- [Tasks and exercises]
(a) In the article on Japan's military, how long after it was first spotted did the North Korean spy ship sink?
(b) Reproduce everything in the article on Japan's military from "Jul 8th 2004" down to "what can it do?".
(c) Translate this sentence from the article on Japan's military into Spanish: "Japan is well known, after all, for its pacifist constitution."

From pacifism to populism

Jul 8th 2004 | TOKYO
From The Economist print edition


AFP





As Japan begins to stretch its long-unused military muscles, how far does it want to go and what can it do?

Get article background

IN DECEMBER 2001, with the world still shocked by the September 11th attacks, a North Korean spy ship sailed mischievously close to Japan. Although North Korean vessels did this often, Japan's coastguard had never done much about it. Japan is well known, after all, for its pacifist constitution. But this time was different. Japanese coastguard cutters gave chase, got into a gun battle that left some of their own crewmen wounded, and stuck with the fight until the spy ship exploded and sank in the East China Sea.

Apart from North Korea making trouble, everything about the clash was extraordinary. Although the spy ship was spotted within Japan's “exclusive” economic zone, it was outside Japan's more narrowly defined territorial waters. The official Japanese response to ambiguity is usually some sort of fudge. In this case, moreover, Japan had ample time to calibrate its reaction: the ship sank more than 24 hours after it had first been spotted. Nor did Japan offer a hint of regret. Even though the spy ship sank in China's economic zone, Japan's government claimed a right to salvage it, and stood by this decision. When the ship was raised, it was found to be loaded with spy gear and heavy weaponry.

The incident highlighted Japan's changing attitude towards its armed forces, which has gathered pace during Junichiro Koizumi's three-year stint as prime minister. The most visible sign of that shift occurred earlier this year, when Mr Koizumi sent more than 500 troops from its carefully-named Self Defence Forces (SDF), to help rebuild Iraq. Deploying them was a giant step historically, and not just because the force is sizeable and the theatre is dangerous. For the first time since the second world war, Japan has sent its soldiers abroad without the moral comfort of an international mandate.

- [Information provided]
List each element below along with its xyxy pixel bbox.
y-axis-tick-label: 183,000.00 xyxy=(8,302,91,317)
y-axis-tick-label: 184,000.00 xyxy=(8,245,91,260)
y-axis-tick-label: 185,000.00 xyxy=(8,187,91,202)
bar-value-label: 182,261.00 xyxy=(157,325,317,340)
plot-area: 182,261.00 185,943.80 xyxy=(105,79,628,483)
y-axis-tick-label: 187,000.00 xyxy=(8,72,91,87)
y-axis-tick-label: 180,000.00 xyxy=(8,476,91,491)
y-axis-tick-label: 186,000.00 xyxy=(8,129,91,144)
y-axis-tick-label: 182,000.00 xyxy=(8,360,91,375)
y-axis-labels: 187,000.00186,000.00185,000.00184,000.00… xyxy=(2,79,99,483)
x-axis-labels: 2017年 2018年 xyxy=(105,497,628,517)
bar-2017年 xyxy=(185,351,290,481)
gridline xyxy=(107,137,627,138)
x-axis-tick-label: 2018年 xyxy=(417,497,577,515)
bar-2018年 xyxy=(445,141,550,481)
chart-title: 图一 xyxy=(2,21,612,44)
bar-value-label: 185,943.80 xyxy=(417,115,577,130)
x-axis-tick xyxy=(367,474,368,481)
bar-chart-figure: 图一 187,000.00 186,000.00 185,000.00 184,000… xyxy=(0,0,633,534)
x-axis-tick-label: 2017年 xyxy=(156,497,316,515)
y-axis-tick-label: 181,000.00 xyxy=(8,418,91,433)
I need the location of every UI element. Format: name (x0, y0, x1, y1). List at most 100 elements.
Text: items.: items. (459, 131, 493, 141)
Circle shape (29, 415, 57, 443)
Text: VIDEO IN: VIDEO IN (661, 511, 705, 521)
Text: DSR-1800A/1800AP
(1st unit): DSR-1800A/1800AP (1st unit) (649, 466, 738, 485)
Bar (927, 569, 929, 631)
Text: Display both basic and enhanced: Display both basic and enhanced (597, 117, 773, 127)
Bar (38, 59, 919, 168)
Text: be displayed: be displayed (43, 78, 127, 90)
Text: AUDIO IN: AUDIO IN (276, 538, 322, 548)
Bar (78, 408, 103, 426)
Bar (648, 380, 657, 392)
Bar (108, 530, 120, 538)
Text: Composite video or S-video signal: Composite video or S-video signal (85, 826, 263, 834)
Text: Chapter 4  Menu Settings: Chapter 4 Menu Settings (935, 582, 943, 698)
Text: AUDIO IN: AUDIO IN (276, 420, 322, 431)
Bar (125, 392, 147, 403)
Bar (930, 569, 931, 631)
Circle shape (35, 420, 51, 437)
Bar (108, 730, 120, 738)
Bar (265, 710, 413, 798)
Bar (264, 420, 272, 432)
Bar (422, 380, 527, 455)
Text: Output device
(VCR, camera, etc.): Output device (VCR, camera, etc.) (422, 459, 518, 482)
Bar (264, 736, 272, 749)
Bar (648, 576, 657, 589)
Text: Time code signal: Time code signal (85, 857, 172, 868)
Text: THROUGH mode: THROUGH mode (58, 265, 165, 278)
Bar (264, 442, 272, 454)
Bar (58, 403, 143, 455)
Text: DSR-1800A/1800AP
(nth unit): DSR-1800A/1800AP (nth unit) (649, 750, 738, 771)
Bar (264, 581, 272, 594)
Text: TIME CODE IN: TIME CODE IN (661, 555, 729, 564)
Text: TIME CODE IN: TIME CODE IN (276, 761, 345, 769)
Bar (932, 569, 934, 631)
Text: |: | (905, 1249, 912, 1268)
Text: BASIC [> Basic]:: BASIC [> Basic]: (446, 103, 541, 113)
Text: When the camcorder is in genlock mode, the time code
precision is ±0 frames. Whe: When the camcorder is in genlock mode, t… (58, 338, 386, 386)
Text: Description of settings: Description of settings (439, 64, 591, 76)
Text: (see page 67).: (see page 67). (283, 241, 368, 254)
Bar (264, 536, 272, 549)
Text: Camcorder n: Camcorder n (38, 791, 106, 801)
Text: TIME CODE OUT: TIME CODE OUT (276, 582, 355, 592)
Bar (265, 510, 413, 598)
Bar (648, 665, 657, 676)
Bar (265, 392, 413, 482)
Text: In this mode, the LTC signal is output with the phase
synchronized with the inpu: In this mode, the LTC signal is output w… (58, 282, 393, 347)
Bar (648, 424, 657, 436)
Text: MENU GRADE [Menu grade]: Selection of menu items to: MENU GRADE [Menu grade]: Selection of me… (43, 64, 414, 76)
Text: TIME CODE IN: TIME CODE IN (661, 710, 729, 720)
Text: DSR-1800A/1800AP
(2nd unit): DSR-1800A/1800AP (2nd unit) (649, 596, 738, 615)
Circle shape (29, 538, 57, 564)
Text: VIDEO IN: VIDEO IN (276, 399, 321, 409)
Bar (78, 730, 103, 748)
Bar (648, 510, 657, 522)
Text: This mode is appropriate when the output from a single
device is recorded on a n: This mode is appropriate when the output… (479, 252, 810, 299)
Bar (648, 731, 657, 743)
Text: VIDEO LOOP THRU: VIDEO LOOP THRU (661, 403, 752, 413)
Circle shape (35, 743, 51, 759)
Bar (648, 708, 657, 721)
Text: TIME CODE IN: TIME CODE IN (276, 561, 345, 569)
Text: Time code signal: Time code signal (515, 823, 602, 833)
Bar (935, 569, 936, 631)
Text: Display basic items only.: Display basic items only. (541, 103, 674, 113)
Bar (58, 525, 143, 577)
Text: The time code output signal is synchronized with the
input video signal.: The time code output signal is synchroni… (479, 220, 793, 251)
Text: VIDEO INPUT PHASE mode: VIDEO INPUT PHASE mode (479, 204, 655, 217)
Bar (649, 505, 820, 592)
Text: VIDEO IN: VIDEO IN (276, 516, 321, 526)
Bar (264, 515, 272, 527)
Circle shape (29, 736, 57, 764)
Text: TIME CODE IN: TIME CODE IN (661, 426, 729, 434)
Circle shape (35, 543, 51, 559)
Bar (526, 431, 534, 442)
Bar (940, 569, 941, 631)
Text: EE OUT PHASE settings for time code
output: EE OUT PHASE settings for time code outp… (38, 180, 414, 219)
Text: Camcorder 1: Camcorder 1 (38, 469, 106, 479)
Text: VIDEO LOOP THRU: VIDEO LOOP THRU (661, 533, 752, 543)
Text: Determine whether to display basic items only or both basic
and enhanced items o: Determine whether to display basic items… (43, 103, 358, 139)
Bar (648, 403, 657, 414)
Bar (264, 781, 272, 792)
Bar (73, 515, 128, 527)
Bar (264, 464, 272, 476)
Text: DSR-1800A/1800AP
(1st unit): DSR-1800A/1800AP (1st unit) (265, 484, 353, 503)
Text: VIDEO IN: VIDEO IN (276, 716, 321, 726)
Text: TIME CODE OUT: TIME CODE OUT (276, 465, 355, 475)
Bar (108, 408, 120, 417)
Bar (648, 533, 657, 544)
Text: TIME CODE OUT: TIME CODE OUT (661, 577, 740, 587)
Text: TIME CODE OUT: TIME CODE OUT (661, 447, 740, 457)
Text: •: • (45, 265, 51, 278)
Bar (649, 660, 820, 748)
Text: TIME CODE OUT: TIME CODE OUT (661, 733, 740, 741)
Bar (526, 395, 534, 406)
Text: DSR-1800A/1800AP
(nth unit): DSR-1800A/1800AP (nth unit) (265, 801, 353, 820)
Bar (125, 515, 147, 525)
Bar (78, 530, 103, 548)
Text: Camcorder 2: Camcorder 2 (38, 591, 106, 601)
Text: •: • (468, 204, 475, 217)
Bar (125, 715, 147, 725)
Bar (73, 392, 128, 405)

- [Results for the exercise]
(a) More than 24 hours.

(b)
Jul 8th 2004 | TOKYO
From The Economist print edition


AFP





As Japan begins to stretch its long-unused military muscles, how far does it want to go and what can it do?

(c) Japón es bien conocido, después de todo, por su constitución pacifista.